▶ **INPUT MATERIAL**:
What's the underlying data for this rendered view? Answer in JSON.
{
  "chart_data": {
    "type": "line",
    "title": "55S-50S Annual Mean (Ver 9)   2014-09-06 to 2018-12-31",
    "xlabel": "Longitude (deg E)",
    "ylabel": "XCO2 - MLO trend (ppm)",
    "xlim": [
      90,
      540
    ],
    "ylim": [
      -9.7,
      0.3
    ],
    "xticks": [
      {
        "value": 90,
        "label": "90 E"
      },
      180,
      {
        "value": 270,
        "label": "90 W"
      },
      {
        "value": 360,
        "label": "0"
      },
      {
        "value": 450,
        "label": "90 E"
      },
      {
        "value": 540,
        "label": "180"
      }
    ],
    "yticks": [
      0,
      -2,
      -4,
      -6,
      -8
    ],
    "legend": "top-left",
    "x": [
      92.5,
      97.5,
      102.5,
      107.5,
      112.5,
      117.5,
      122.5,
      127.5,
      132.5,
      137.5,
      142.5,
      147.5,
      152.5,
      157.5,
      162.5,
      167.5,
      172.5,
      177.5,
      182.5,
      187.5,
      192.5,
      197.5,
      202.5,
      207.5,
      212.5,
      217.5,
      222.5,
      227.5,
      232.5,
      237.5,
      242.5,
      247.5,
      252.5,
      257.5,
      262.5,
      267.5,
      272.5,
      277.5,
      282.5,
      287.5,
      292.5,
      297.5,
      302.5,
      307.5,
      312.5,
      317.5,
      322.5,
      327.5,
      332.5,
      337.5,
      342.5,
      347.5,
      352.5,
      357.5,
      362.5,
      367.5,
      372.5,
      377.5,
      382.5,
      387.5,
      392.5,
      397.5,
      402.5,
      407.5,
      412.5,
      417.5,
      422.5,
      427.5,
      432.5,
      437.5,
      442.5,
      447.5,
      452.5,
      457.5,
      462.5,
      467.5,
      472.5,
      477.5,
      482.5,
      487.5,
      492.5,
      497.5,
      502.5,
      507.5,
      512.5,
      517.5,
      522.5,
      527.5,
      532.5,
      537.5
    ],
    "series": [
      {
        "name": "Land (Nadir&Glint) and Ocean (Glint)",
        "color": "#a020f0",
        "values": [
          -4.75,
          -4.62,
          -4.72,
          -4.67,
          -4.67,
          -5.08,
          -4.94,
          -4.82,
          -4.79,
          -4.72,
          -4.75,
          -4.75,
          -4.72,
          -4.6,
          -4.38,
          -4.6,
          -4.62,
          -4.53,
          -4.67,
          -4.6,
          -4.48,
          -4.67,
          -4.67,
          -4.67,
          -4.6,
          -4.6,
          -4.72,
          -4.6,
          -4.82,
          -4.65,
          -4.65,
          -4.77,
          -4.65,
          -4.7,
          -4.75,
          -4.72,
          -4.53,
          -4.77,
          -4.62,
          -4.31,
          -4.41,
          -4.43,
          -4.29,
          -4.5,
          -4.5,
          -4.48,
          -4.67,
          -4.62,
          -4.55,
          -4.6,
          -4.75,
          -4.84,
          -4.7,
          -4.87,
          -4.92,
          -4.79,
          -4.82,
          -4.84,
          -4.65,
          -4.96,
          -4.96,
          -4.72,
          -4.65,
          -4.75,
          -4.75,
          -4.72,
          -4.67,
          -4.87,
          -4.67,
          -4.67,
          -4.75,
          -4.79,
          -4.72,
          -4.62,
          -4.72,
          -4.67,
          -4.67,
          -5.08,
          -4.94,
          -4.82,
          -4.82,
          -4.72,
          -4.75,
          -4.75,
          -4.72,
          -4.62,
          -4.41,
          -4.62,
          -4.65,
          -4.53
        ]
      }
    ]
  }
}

▶ **WHAT YOU WILL DO**:
The records above should be restated word for word, please.

▶ **WRITTEN ANSWER**:
What's the underlying data for this rendered view? Answer in JSON.
{
  "chart_data": {
    "type": "line",
    "title": "55S-50S Annual Mean (Ver 9)   2014-09-06 to 2018-12-31",
    "xlabel": "Longitude (deg E)",
    "ylabel": "XCO2 - MLO trend (ppm)",
    "xlim": [
      90,
      540
    ],
    "ylim": [
      -9.7,
      0.3
    ],
    "xticks": [
      {
        "value": 90,
        "label": "90 E"
      },
      180,
      {
        "value": 270,
        "label": "90 W"
      },
      {
        "value": 360,
        "label": "0"
      },
      {
        "value": 450,
        "label": "90 E"
      },
      {
        "value": 540,
        "label": "180"
      }
    ],
    "yticks": [
      0,
      -2,
      -4,
      -6,
      -8
    ],
    "legend": "top-left",
    "x": [
      92.5,
      97.5,
      102.5,
      107.5,
      112.5,
      117.5,
      122.5,
      127.5,
      132.5,
      137.5,
      142.5,
      147.5,
      152.5,
      157.5,
      162.5,
      167.5,
      172.5,
      177.5,
      182.5,
      187.5,
      192.5,
      197.5,
      202.5,
      207.5,
      212.5,
      217.5,
      222.5,
      227.5,
      232.5,
      237.5,
      242.5,
      247.5,
      252.5,
      257.5,
      262.5,
      267.5,
      272.5,
      277.5,
      282.5,
      287.5,
      292.5,
      297.5,
      302.5,
      307.5,
      312.5,
      317.5,
      322.5,
      327.5,
      332.5,
      337.5,
      342.5,
      347.5,
      352.5,
      357.5,
      362.5,
      367.5,
      372.5,
      377.5,
      382.5,
      387.5,
      392.5,
      397.5,
      402.5,
      407.5,
      412.5,
      417.5,
      422.5,
      427.5,
      432.5,
      437.5,
      442.5,
      447.5,
      452.5,
      457.5,
      462.5,
      467.5,
      472.5,
      477.5,
      482.5,
      487.5,
      492.5,
      497.5,
      502.5,
      507.5,
      512.5,
      517.5,
      522.5,
      527.5,
      532.5,
      537.5
    ],
    "series": [
      {
        "name": "Land (Nadir&Glint) and Ocean (Glint)",
        "color": "#a020f0",
        "values": [
          -4.75,
          -4.62,
          -4.72,
          -4.67,
          -4.67,
          -5.08,
          -4.94,
          -4.82,
          -4.79,
          -4.72,
          -4.75,
          -4.75,
          -4.72,
          -4.6,
          -4.38,
          -4.6,
          -4.62,
          -4.53,
          -4.67,
          -4.6,
          -4.48,
          -4.67,
          -4.67,
          -4.67,
          -4.6,
          -4.6,
          -4.72,
          -4.6,
          -4.82,
          -4.65,
          -4.65,
          -4.77,
          -4.65,
          -4.7,
          -4.75,
          -4.72,
          -4.53,
          -4.77,
          -4.62,
          -4.31,
          -4.41,
          -4.43,
          -4.29,
          -4.5,
          -4.5,
          -4.48,
          -4.67,
          -4.62,
          -4.55,
          -4.6,
          -4.75,
          -4.84,
          -4.7,
          -4.87,
          -4.92,
          -4.79,
          -4.82,
          -4.84,
          -4.65,
          -4.96,
          -4.96,
          -4.72,
          -4.65,
          -4.75,
          -4.75,
          -4.72,
          -4.67,
          -4.87,
          -4.67,
          -4.67,
          -4.75,
          -4.79,
          -4.72,
          -4.62,
          -4.72,
          -4.67,
          -4.67,
          -5.08,
          -4.94,
          -4.82,
          -4.82,
          -4.72,
          -4.75,
          -4.75,
          -4.72,
          -4.62,
          -4.41,
          -4.62,
          -4.65,
          -4.53
        ]
      }
    ]
  }
}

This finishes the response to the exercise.